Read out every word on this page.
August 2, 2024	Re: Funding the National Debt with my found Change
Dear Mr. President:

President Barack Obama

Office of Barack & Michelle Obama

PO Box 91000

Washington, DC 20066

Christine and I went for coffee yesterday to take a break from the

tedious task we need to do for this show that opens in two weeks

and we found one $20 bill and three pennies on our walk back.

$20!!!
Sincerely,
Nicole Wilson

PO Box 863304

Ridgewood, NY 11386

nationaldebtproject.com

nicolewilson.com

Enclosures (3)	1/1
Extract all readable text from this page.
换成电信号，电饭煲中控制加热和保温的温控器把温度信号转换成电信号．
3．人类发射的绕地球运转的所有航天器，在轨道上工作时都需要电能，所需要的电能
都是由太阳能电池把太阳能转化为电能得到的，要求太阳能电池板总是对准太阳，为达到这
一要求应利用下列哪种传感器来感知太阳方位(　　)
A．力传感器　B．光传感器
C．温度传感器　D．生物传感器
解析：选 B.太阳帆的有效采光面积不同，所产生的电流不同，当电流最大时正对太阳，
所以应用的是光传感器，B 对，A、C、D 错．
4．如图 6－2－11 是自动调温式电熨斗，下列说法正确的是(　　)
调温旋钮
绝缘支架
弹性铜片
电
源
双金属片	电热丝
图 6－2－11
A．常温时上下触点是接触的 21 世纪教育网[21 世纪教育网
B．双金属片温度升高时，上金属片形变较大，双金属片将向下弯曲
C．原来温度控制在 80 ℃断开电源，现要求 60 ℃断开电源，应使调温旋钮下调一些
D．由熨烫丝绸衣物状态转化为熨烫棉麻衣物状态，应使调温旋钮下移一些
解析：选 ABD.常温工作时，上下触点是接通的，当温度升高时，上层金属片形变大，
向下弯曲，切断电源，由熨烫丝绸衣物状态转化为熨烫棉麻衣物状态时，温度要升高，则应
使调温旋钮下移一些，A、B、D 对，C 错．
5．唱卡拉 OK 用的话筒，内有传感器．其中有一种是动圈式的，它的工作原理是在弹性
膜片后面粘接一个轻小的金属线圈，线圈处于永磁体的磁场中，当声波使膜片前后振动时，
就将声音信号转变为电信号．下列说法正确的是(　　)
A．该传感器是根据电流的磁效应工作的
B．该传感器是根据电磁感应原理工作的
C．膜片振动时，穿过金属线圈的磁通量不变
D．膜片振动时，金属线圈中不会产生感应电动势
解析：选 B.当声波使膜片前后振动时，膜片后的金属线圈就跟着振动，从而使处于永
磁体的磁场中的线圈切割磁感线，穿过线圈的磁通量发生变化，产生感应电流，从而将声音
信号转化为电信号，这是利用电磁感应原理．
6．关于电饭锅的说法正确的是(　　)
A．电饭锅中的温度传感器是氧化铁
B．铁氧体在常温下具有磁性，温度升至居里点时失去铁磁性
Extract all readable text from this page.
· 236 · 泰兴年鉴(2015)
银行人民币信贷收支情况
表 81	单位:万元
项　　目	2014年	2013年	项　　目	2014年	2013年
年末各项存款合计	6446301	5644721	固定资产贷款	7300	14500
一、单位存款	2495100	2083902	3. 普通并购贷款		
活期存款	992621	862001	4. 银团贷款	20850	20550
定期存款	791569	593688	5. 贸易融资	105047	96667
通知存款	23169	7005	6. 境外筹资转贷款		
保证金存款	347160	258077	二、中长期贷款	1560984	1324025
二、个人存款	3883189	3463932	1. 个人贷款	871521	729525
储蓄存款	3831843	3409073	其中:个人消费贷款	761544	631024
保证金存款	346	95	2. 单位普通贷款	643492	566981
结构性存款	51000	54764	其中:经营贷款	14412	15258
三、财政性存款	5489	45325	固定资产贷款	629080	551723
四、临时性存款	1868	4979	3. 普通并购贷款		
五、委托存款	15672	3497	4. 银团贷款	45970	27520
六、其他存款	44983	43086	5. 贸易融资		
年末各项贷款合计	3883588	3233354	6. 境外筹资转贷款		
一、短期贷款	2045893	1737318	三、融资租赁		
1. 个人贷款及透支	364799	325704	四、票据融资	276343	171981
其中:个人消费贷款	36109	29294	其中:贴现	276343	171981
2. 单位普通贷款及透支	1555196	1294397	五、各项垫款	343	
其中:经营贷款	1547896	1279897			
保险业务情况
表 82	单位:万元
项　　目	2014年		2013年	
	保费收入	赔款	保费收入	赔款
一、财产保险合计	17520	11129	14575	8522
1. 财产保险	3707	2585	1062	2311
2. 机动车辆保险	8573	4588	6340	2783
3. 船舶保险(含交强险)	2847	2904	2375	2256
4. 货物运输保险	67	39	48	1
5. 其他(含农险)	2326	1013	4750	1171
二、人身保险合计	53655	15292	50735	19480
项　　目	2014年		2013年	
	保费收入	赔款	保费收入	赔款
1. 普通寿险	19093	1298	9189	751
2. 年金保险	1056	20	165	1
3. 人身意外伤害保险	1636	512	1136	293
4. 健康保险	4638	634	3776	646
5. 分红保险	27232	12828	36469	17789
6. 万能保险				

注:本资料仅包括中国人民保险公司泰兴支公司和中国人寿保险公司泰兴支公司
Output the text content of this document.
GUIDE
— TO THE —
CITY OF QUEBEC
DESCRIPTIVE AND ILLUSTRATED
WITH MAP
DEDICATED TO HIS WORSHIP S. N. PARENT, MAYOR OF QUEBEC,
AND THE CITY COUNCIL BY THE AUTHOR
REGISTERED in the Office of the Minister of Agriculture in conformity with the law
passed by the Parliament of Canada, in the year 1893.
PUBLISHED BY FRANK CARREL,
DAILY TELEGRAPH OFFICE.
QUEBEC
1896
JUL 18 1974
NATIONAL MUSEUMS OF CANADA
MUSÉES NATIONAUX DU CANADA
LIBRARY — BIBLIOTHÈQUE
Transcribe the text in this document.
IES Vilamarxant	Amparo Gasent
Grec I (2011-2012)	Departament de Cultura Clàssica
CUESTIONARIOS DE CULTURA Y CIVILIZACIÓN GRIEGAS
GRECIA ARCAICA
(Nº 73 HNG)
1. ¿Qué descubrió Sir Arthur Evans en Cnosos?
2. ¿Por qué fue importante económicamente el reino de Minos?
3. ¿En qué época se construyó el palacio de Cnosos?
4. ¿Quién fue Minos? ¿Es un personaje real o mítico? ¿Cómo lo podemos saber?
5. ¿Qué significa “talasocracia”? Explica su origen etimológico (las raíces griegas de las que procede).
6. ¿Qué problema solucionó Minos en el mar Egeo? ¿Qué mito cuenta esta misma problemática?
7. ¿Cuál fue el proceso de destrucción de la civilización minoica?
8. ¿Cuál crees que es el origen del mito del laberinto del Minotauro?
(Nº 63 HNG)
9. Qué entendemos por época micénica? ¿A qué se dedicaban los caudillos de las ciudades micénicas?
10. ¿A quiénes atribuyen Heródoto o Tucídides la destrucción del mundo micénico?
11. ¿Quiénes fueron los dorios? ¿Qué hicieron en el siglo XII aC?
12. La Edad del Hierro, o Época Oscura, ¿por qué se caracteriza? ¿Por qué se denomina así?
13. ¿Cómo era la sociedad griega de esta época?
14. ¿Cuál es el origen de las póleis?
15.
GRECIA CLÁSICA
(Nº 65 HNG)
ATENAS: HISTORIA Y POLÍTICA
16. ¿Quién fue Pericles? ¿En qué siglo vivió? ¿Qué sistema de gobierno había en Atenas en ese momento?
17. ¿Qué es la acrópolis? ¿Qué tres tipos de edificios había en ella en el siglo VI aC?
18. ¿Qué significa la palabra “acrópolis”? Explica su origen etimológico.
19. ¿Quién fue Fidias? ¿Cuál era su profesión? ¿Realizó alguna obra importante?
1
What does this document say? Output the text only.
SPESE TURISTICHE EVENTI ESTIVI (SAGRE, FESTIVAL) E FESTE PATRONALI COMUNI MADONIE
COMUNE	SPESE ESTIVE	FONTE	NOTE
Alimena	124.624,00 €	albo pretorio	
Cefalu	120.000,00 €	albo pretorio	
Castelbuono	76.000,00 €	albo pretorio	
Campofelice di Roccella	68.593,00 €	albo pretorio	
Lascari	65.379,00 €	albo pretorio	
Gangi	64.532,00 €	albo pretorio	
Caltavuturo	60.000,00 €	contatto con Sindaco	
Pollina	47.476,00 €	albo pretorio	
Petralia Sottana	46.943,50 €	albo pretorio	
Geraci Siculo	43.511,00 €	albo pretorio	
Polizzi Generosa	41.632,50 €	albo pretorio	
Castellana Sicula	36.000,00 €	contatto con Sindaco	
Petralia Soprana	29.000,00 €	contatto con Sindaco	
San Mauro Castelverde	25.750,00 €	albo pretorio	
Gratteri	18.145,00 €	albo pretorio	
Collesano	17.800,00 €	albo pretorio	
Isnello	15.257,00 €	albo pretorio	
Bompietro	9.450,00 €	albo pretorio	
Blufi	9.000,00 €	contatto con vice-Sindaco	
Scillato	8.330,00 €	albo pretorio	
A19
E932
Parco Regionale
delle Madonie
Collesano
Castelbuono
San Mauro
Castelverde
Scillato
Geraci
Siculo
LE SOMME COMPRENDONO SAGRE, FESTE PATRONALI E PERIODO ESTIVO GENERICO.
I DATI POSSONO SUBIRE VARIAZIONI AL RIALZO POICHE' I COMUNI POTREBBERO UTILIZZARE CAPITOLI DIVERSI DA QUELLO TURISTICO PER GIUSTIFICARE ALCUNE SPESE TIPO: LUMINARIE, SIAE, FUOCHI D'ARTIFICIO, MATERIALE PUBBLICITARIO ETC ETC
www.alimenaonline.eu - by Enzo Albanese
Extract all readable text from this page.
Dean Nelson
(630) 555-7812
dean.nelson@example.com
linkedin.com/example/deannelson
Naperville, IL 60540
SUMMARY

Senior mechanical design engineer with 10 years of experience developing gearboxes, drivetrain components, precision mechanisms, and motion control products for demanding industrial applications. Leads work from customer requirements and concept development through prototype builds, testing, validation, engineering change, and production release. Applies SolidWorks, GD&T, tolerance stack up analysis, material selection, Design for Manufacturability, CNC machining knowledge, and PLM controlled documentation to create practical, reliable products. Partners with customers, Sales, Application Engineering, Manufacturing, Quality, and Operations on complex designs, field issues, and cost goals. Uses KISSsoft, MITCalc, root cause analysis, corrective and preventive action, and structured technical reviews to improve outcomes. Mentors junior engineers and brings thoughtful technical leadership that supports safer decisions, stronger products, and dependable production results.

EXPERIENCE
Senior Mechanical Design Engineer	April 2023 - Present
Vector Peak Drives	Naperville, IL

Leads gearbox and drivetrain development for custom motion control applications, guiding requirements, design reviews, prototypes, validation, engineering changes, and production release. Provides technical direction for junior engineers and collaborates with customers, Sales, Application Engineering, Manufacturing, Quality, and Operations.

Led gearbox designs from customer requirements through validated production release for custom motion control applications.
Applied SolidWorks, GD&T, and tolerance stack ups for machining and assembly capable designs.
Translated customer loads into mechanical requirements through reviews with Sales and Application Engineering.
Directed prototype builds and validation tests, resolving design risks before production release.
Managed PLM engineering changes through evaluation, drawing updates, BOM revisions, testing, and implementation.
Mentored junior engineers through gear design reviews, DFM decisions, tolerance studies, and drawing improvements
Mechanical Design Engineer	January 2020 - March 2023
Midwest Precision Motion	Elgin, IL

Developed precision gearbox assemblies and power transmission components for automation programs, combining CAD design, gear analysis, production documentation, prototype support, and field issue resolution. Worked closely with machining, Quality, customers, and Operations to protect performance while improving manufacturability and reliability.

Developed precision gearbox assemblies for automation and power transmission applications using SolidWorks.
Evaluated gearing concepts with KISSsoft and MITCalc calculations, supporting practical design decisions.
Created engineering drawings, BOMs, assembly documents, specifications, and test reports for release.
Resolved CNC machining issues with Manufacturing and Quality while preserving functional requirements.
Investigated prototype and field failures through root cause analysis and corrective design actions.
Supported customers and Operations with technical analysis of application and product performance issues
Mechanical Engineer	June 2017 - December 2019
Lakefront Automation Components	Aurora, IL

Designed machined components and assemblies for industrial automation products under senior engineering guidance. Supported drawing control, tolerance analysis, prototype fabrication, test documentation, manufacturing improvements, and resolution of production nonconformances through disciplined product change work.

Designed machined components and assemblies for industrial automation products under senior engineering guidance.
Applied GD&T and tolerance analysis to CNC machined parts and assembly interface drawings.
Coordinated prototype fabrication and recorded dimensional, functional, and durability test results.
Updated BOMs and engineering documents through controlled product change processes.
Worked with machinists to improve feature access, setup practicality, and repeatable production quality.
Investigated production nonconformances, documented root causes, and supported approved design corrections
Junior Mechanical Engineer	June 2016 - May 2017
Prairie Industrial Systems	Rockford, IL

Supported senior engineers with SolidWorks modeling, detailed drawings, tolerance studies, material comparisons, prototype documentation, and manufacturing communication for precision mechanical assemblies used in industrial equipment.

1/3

* Set task *
Go through the records. Copy each line where "assembly" appears.

* Completed exercise *
Applied SolidWorks, GD&T, and tolerance stack ups for machining and assembly capable designs.
Created engineering drawings, BOMs, assembly documents, specifications, and test reports for release.
Applied GD&T and tolerance analysis to CNC machined parts and assembly interface drawings.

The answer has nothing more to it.